Exercise description:
If a line in the entries below holds the string "spectrum", copy it.

Exercise inputs:
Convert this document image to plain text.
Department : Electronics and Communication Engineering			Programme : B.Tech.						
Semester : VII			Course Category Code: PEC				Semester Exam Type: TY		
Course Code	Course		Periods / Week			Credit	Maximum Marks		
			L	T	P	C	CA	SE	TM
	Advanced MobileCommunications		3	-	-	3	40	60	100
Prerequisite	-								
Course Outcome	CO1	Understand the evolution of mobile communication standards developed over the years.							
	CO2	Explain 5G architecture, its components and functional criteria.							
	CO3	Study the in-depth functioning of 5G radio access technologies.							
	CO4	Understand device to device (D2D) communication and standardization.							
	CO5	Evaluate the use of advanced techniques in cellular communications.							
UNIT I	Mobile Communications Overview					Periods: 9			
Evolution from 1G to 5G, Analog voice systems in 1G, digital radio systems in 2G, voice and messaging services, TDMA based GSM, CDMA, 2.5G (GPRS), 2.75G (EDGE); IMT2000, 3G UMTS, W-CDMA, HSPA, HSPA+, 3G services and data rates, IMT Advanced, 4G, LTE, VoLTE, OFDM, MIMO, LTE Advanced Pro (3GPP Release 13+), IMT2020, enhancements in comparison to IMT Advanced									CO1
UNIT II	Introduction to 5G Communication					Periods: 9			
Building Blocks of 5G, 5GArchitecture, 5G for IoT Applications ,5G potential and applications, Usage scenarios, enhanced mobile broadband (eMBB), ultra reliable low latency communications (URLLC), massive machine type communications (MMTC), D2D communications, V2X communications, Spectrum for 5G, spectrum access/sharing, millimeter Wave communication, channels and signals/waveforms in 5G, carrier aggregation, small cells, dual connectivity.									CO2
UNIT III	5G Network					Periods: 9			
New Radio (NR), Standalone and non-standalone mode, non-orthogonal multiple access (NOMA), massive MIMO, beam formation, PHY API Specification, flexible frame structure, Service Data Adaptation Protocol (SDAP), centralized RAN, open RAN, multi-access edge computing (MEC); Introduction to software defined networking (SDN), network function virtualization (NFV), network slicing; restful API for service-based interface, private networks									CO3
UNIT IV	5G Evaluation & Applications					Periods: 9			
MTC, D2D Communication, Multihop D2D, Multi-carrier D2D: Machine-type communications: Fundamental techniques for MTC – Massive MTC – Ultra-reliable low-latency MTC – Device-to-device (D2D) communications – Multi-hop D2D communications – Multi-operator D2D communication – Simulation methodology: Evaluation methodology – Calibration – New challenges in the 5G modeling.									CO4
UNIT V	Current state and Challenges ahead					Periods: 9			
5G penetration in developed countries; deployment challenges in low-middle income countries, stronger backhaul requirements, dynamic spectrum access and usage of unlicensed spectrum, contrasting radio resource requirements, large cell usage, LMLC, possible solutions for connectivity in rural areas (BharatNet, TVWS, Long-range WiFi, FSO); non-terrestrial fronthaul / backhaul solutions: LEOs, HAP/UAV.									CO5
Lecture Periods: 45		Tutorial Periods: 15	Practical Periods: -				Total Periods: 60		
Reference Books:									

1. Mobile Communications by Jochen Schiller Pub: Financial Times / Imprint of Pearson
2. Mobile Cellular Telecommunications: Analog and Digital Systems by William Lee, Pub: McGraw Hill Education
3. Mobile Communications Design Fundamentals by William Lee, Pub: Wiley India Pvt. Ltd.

Solution for this exercise:
Building Blocks of 5G, 5GArchitecture, 5G for IoT Applications ,5G potential and applications, Usage scenarios, enhanced mobile broadband (eMBB), ultra reliable low latency communications (URLLC), massive machine type communications (MMTC), D2D communications, V2X communications, Spectrum for 5G, spectrum access/sharing, millimeter Wave communication, channels and signals/waveforms in 5G, carrier aggregation, small cells, dual connectivity.									CO2
5G penetration in developed countries; deployment challenges in low-middle income countries, stronger backhaul requirements, dynamic spectrum access and usage of unlicensed spectrum, contrasting radio resource requirements, large cell usage, LMLC, possible solutions for connectivity in rural areas (BharatNet, TVWS, Long-range WiFi, FSO); non-terrestrial fronthaul / backhaul solutions: LEOs, HAP/UAV.									CO5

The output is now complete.